:: Goal ::
From the material below, list every line containing "الحملات".

===== Data records

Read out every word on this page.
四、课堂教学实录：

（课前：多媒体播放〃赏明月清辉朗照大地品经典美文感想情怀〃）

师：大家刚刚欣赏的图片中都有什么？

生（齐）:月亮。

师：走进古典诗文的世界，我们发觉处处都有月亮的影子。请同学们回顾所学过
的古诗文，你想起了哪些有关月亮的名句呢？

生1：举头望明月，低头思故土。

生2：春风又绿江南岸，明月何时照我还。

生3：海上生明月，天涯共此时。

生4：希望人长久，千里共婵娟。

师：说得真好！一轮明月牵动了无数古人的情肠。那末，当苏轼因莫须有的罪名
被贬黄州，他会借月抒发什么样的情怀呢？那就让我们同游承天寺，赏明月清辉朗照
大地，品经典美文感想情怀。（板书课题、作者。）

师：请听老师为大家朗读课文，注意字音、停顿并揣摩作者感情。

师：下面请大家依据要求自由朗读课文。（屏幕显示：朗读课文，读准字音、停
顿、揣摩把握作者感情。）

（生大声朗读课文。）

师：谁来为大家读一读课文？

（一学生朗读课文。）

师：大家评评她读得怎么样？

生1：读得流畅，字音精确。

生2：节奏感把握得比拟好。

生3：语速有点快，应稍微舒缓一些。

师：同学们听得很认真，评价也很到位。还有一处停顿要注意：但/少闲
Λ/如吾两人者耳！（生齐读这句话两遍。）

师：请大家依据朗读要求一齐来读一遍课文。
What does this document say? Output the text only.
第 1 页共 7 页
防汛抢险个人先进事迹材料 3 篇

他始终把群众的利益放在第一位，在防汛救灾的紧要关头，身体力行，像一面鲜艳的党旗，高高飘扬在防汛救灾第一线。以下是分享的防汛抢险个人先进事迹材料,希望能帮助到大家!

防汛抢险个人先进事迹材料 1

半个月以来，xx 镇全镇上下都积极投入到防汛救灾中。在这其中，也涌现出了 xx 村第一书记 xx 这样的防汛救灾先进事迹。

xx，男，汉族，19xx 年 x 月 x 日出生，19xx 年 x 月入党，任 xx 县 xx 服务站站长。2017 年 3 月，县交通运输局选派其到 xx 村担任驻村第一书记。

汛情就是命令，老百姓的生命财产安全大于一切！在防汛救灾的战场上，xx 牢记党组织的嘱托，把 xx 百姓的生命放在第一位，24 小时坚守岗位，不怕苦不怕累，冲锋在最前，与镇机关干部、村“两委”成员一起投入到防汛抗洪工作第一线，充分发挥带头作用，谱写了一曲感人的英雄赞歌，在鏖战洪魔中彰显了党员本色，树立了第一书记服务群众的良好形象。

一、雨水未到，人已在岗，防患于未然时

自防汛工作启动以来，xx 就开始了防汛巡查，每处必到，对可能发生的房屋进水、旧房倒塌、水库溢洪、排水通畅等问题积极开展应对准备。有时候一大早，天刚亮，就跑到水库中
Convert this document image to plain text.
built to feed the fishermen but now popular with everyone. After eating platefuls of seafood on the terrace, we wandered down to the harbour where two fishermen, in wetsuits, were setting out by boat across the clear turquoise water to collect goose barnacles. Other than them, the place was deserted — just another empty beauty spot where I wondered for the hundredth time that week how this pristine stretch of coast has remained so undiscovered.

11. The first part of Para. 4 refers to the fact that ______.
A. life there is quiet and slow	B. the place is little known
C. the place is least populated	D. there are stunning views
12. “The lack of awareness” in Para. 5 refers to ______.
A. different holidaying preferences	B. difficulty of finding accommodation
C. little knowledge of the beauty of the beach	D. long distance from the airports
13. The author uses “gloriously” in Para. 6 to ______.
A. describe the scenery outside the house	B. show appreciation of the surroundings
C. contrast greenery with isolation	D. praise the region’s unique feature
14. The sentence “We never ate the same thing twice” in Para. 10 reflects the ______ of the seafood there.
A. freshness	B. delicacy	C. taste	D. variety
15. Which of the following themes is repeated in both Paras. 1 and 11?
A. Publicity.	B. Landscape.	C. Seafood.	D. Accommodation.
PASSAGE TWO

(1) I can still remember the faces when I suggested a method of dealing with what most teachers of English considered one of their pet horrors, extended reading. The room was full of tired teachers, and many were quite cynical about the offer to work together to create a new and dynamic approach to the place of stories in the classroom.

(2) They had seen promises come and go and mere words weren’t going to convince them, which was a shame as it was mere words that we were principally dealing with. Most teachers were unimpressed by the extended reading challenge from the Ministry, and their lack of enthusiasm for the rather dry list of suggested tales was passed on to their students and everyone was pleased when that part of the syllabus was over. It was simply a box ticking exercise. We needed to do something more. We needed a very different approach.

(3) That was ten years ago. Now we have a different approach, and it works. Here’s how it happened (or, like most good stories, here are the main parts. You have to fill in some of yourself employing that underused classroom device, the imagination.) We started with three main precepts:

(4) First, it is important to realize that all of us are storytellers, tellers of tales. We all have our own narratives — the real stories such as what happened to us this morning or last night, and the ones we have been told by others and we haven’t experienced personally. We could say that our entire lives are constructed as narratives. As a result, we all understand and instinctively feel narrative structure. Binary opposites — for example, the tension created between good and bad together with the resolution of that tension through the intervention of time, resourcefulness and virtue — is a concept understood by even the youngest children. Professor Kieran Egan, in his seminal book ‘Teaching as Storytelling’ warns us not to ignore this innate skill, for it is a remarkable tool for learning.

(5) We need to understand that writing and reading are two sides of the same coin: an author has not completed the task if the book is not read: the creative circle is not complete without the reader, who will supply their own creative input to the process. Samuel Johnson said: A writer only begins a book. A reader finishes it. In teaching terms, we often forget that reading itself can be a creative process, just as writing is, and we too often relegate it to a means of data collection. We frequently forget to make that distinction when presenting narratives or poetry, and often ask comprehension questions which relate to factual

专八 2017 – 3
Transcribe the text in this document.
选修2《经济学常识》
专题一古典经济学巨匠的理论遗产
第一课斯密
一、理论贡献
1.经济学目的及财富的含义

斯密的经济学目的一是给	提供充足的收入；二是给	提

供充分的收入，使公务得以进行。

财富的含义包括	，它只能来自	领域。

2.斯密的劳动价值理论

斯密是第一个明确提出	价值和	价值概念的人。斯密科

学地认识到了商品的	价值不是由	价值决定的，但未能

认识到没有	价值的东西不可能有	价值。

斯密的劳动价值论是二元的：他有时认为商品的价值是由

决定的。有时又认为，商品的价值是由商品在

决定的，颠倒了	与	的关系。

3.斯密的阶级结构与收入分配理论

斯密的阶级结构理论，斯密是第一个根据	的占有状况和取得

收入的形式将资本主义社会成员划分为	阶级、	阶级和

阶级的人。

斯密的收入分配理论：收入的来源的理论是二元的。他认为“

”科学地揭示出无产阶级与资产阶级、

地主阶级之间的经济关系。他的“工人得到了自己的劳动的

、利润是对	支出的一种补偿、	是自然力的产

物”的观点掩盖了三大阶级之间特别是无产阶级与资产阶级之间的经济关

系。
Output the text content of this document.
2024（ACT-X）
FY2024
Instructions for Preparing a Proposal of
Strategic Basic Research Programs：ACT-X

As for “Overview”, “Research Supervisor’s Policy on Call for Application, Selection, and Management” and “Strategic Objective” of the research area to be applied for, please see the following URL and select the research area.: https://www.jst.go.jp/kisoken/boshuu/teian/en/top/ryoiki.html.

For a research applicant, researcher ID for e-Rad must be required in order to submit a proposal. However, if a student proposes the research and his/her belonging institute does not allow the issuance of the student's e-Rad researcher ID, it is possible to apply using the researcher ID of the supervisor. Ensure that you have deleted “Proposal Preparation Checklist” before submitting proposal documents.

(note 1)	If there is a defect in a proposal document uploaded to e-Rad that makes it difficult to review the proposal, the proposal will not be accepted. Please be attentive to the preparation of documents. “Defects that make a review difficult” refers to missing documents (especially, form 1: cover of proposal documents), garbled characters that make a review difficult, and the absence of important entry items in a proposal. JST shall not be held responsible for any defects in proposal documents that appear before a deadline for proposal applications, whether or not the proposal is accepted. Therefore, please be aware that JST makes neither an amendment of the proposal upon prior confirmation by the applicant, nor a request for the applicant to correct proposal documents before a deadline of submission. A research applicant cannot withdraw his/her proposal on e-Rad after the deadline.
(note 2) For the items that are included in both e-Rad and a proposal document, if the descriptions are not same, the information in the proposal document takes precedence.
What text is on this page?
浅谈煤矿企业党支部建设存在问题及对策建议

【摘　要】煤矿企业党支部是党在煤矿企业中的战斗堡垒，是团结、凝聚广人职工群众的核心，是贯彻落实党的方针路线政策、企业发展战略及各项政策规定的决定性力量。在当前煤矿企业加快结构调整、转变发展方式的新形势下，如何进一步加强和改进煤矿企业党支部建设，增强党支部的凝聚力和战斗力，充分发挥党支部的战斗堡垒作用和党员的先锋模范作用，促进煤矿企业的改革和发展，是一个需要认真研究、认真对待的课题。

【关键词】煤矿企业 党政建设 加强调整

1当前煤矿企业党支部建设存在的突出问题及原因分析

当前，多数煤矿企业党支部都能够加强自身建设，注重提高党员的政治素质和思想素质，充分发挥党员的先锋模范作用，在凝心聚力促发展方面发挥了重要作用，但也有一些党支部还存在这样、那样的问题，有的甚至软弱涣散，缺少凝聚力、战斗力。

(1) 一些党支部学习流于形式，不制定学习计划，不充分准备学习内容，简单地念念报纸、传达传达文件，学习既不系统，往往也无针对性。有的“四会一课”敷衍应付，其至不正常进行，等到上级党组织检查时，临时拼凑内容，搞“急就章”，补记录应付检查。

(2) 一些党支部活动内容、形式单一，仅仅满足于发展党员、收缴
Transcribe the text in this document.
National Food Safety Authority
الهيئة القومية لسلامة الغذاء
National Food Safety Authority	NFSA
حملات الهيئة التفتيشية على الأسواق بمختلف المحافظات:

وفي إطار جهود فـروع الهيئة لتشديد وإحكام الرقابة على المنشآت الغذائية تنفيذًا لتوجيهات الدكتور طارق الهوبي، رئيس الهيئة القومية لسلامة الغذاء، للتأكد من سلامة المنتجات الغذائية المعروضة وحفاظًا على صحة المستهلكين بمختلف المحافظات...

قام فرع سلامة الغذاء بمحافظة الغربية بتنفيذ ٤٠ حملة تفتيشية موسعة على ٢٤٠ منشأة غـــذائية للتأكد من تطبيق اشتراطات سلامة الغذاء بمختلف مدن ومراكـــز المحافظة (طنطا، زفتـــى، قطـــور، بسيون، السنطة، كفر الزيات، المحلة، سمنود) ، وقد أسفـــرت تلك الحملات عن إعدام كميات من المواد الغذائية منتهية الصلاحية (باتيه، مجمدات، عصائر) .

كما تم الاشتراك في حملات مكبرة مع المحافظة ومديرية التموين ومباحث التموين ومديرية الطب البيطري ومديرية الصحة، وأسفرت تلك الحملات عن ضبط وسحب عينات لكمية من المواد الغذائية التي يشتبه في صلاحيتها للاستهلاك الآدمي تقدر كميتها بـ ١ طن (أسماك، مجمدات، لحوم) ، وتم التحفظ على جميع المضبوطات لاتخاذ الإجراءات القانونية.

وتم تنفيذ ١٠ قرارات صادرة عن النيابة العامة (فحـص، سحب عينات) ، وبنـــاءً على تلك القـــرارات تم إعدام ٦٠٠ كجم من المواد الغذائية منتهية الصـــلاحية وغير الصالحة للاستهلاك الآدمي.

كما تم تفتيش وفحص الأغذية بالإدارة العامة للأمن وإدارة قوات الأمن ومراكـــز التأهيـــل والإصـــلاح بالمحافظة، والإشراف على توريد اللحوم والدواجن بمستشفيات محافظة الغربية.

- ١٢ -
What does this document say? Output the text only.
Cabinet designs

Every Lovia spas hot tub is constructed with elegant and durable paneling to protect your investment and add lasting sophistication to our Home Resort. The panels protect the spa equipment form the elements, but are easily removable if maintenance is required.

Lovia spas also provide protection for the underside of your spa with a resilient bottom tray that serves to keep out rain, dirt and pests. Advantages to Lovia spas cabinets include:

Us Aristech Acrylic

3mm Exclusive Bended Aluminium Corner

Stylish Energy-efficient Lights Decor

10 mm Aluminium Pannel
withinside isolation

==========

:: Complete output ::
قام فرع سلامة الغذاء بمحافظة الغربية بتنفيذ ٤٠ حملة تفتيشية موسعة على ٢٤٠ منشأة غـــذائية للتأكد من تطبيق اشتراطات سلامة الغذاء بمختلف مدن ومراكـــز المحافظة (طنطا، زفتـــى، قطـــور، بسيون، السنطة، كفر الزيات، المحلة، سمنود) ، وقد أسفـــرت تلك الحملات عن إعدام كميات من المواد الغذائية منتهية الصلاحية (باتيه، مجمدات، عصائر) .
كما تم الاشتراك في حملات مكبرة مع المحافظة ومديرية التموين ومباحث التموين ومديرية الطب البيطري ومديرية الصحة، وأسفرت تلك الحملات عن ضبط وسحب عينات لكمية من المواد الغذائية التي يشتبه في صلاحيتها للاستهلاك الآدمي تقدر كميتها بـ ١ طن (أسماك، مجمدات، لحوم) ، وتم التحفظ على جميع المضبوطات لاتخاذ الإجراءات القانونية.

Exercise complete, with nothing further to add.